* [Provided passage]:
++++
Returning home in 1987, Dhar joined
the Punjab cell of the IB. He
vehemently opposed the government
policy of "filling up the follies
of fault lines with dead bodies".
(p 320) Unlike his colleagues, Dhar's
operations avoided mindless killings
of civilians. He drove wedges between
feuding Sikh terrorist leaders and
outfits and facilitated two secret
peace initiatives of prime minister
Rajiv Gandhi. Home minister Buta
Singh's own underground group spoilt
one demarche. Singh, the Punjab
governor, state police and a jealous
section of IB officers stonewalled the
second plan. One IB faction opposed to
Dhar leaked out the identity of a
valuable asset and sacrificed him to
the bullets of a Khalistani hit squad.
Be it Punjab or Nepal, "agent
safety was not a part of IB's
professional ethics". (p 491)
++++
* [Record extracts]:
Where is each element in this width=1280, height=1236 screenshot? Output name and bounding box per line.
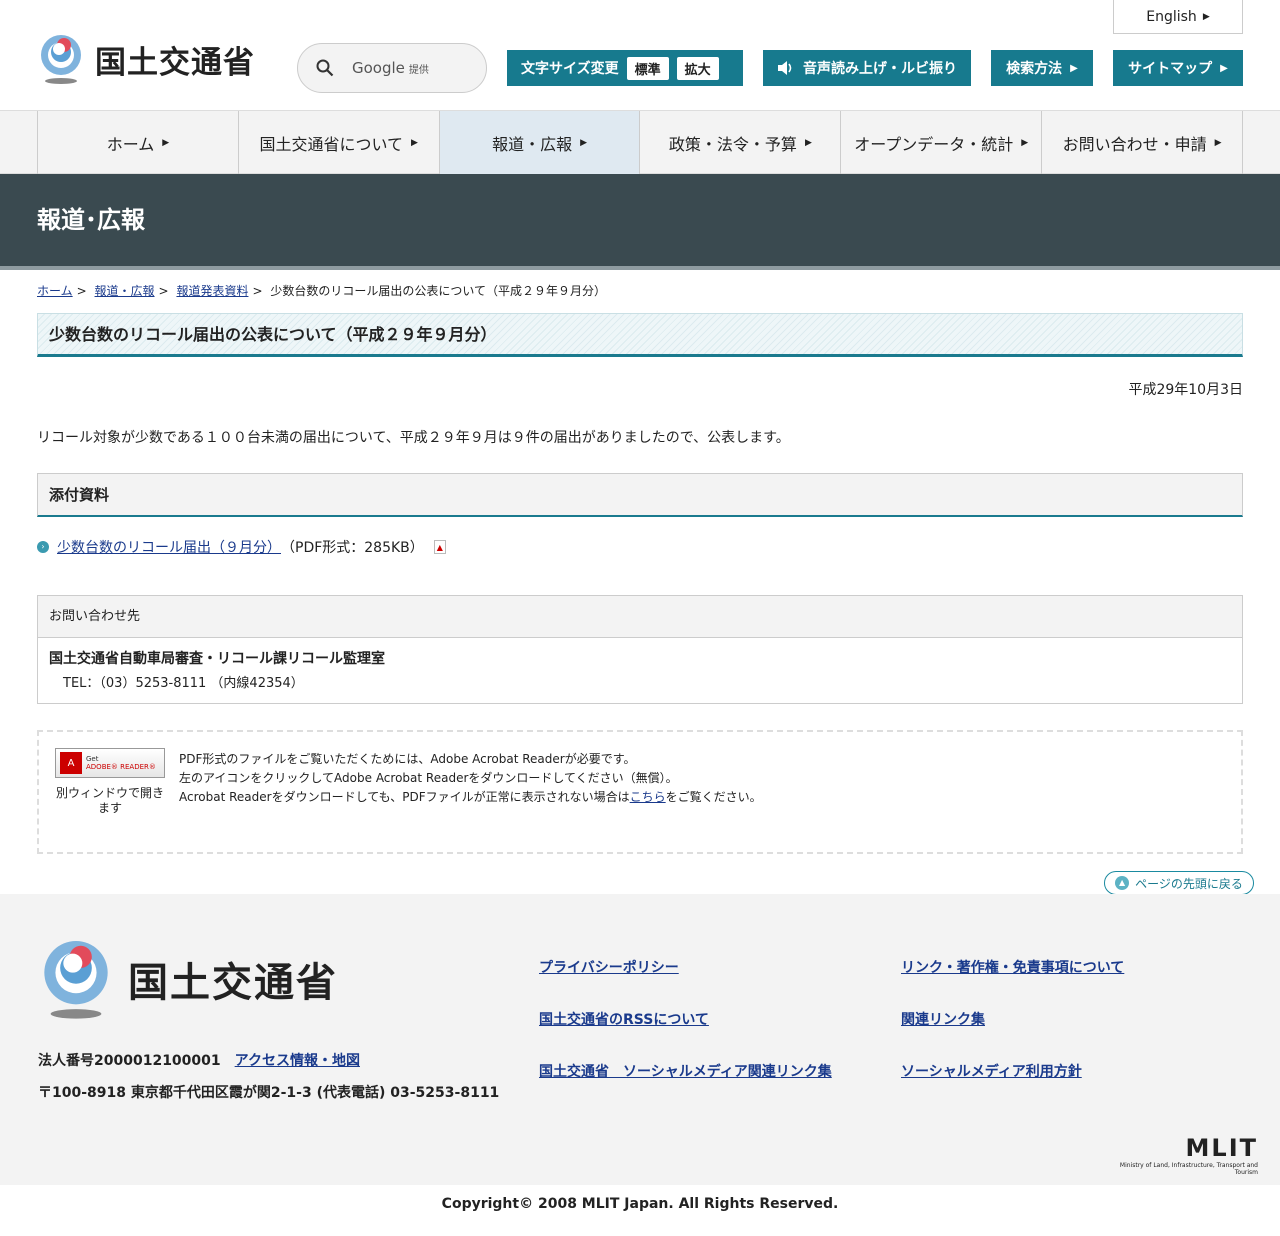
- social-policy-link[interactable]: ソーシャルメディア利用方針: [901, 1061, 1082, 1081]
- pdf-notice-line: 左のアイコンをクリックしてAdobe Acrobat Readerをダウンロード…: [179, 771, 678, 785]
- footer-logo[interactable]: 国土交通省: [38, 936, 338, 1022]
- voice-button[interactable]: 音声読み上げ・ルビ振り: [763, 50, 971, 86]
- access-link[interactable]: アクセス情報・地図: [235, 1053, 360, 1069]
- mlit-wordmark-subtext: Ministry of Land, Infrastructure, Transp…: [1119, 1162, 1258, 1176]
- mlit-wordmark: MLIT Ministry of Land, Infrastructure, T…: [1102, 1134, 1258, 1176]
- privacy-policy-link[interactable]: プライバシーポリシー: [539, 957, 679, 977]
- new-window-caption: 別ウィンドウで開きます: [55, 786, 164, 815]
- page-title: 少数台数のリコール届出の公表について（平成２９年９月分）: [37, 313, 1243, 357]
- related-links-link[interactable]: 関連リンク集: [901, 1009, 985, 1029]
- publish-date: 平成29年10月3日: [1128, 382, 1243, 398]
- section-title: 報道･広報: [37, 206, 145, 234]
- triangle-right-icon: ▶: [411, 137, 418, 148]
- social-links-link[interactable]: 国土交通省 ソーシャルメディア関連リンク集: [539, 1061, 832, 1081]
- footer-links-col1: プライバシーポリシー: [539, 957, 679, 977]
- global-nav: ホーム ▶ 国土交通省について ▶ 報道・広報 ▶ 政策・法令・予算 ▶ オープンデータ…: [0, 111, 1280, 174]
- sitemap-button[interactable]: サイトマップ ▶: [1113, 50, 1243, 86]
- breadcrumb-current: 少数台数のリコール届出の公表について（平成２９年９月分）: [270, 284, 606, 298]
- arrow-up-icon: ▲: [1115, 876, 1130, 890]
- site-footer: 国土交通省 法人番号2000012100001 アクセス情報・地図 〒100-89…: [0, 894, 1280, 1185]
- breadcrumb-separator: >: [158, 284, 169, 298]
- ministry-name: 国土交通省: [95, 44, 255, 81]
- section-title-band: 報道･広報: [0, 174, 1280, 270]
- page-top-button[interactable]: ▲ ページの先頭に戻る: [1104, 871, 1254, 895]
- attachment-meta: （PDF形式：285KB）: [281, 540, 424, 556]
- breadcrumb: ホーム > 報道・広報 > 報道発表資料 > 少数台数のリコール届出の公表について（平…: [37, 282, 1243, 299]
- font-size-control: 文字サイズ変更 標準 拡大: [507, 50, 743, 86]
- attachment-item: › 少数台数のリコール届出（９月分） （PDF形式：285KB） ▲: [37, 537, 1243, 557]
- footer-links-col2: ソーシャルメディア利用方針: [901, 1061, 1082, 1081]
- adobe-pdf-icon: A: [60, 752, 82, 774]
- site-logo[interactable]: 国土交通省: [37, 33, 255, 85]
- nav-item-press[interactable]: 報道・広報 ▶: [438, 111, 640, 174]
- pdf-reader-notice: A Get ADOBE® READER® 別ウィンドウで開きます PDF形式のファ…: [37, 730, 1243, 854]
- pdf-icon: ▲: [433, 540, 446, 554]
- speaker-icon: [778, 61, 792, 75]
- nav-item-contact[interactable]: お問い合わせ・申請 ▶: [1041, 111, 1243, 174]
- get-adobe-reader[interactable]: A Get ADOBE® READER® 別ウィンドウで開きます: [55, 748, 165, 836]
- english-link[interactable]: English ▶: [1113, 0, 1243, 34]
- triangle-right-icon: ▶: [1070, 62, 1078, 74]
- rss-link[interactable]: 国土交通省のRSSについて: [539, 1009, 709, 1029]
- footer-links-col1: 国土交通省 ソーシャルメディア関連リンク集: [539, 1061, 832, 1081]
- footer-ministry-name: 国土交通省: [128, 960, 338, 1006]
- nav-item-opendata[interactable]: オープンデータ・統計 ▶: [840, 111, 1041, 174]
- triangle-right-icon: ▶: [1220, 62, 1228, 74]
- site-header: 国土交通省 Google 提供 English ▶ 文字サイズ変更 標準 拡大 音声…: [0, 0, 1280, 111]
- contact-heading: お問い合わせ先: [38, 596, 1242, 638]
- attachments-heading: 添付資料: [37, 473, 1243, 517]
- pdf-notice-line: Acrobat Readerをダウンロードしても、PDFファイルが正常に表示され…: [179, 790, 762, 804]
- chevron-right-icon: ›: [37, 541, 49, 553]
- mlit-logo-icon: [41, 35, 81, 84]
- triangle-right-icon: ▶: [804, 137, 812, 148]
- adobe-reader-badge[interactable]: A Get ADOBE® READER®: [55, 748, 165, 778]
- copyright: Copyright© 2008 MLIT Japan. All Rights R…: [441, 1196, 839, 1212]
- contact-department: 国土交通省自動車局審査・リコール課リコール監理室: [49, 651, 385, 667]
- nav-item-policy[interactable]: 政策・法令・予算 ▶: [639, 111, 840, 174]
- corporate-number: 法人番号2000012100001 アクセス情報・地図: [38, 1053, 360, 1069]
- font-size-label: 文字サイズ変更: [521, 61, 619, 77]
- breadcrumb-release[interactable]: 報道発表資料: [176, 284, 248, 298]
- mlit-logo-icon: [44, 941, 108, 1019]
- pdf-notice-text: PDF形式のファイルをご覧いただくためには、Adobe Acrobat Read…: [179, 750, 762, 836]
- lead-text: リコール対象が少数である１００台未満の届出について、平成２９年９月は９件の届出が…: [37, 430, 790, 446]
- triangle-right-icon: ▶: [1214, 137, 1222, 148]
- nav-item-about[interactable]: 国土交通省について ▶: [237, 111, 439, 174]
- breadcrumb-home[interactable]: ホーム: [37, 284, 73, 298]
- triangle-right-icon: ▶: [1202, 11, 1210, 22]
- font-size-large-button[interactable]: 拡大: [676, 56, 719, 80]
- copyright-link[interactable]: リンク・著作権・免責事項について: [901, 957, 1124, 977]
- search-placeholder[interactable]: Google 提供: [352, 59, 429, 77]
- mlit-wordmark-text: MLIT: [1185, 1134, 1258, 1162]
- pdf-help-link[interactable]: こちら: [630, 790, 666, 804]
- breadcrumb-press[interactable]: 報道・広報: [95, 284, 155, 298]
- triangle-right-icon: ▶: [1021, 137, 1029, 148]
- attachment-link[interactable]: 少数台数のリコール届出（９月分）: [57, 537, 281, 557]
- nav-item-home[interactable]: ホーム ▶: [37, 111, 238, 174]
- breadcrumb-separator: >: [252, 284, 263, 298]
- footer-links-col2: 関連リンク集: [901, 1009, 985, 1029]
- breadcrumb-separator: >: [76, 284, 87, 298]
- contact-box: お問い合わせ先 国土交通省自動車局審査・リコール課リコール監理室 TEL：（03…: [37, 595, 1243, 704]
- pdf-notice-line: PDF形式のファイルをご覧いただくためには、Adobe Acrobat Read…: [179, 752, 636, 766]
- main-content: ホーム > 報道・広報 > 報道発表資料 > 少数台数のリコール届出の公表について（平…: [37, 282, 1243, 854]
- search-howto-button[interactable]: 検索方法 ▶: [991, 50, 1093, 86]
- footer-links-col1: 国土交通省のRSSについて: [539, 1009, 709, 1029]
- font-size-standard-button[interactable]: 標準: [626, 56, 669, 80]
- search-icon[interactable]: [316, 59, 334, 77]
- triangle-right-icon: ▶: [580, 137, 588, 148]
- footer-address: 〒100-8918 東京都千代田区霞が関2-1-3 (代表電話) 03-5253…: [38, 1085, 500, 1101]
- search-box[interactable]: Google 提供: [297, 43, 487, 93]
- contact-tel: TEL：（03）5253-8111 （内線42354）: [63, 676, 304, 691]
- footer-links-col2: リンク・著作権・免責事項について: [901, 957, 1124, 977]
- triangle-right-icon: ▶: [162, 137, 170, 148]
++++
* [Exercise instructions]:
a – Please list every person named in the passage on Dhar.
b – Write the next few sentences of the passage on Dhar, starting after its final sentence.

* [Task-by-task answers]:
a – Dhar, Rajiv Gandhi, Buta Singh

b –
Promoted to the Pakistan
Counter-Intelligence Unit (PCIU) in
1988, Dhar launched transborder agents
to penetrate Pakistani posts on the
Punjab and Rajasthan borders. Rajiv
Gandhi's lackey, Mani Shankar Aiyar
(presently a central minister),
instigated a crude incident of
arresting a Pakistani "cover
diplomat" against the counsel of
Dhar. The prime minister's
troubleshooters and some of their IB
acolytes naively propped up the
Bodoland and Gorkhaland agitations in
Assam and Bengal.
At PCIU, Dhar discovered that Mulayam
Singh Yadav (later defense minister)
was in clandestine contact with the
ISI. Sincere IB efforts to nab
mujahideen and Pakistani agents were
frustrated by key Indian politicians
in Delhi, Bihar and Bengal.
Undeterred, Dhar helped the IB regain
a toehold in the Kashmir Valley and
penetrated some jihadi training camps
in Pakistan.
In 1989, Dhar aided the Assam
operations of the IB. The
collaboration of politicians and
bureaucrats had whetted
sub-nationalist aspirations in Assam.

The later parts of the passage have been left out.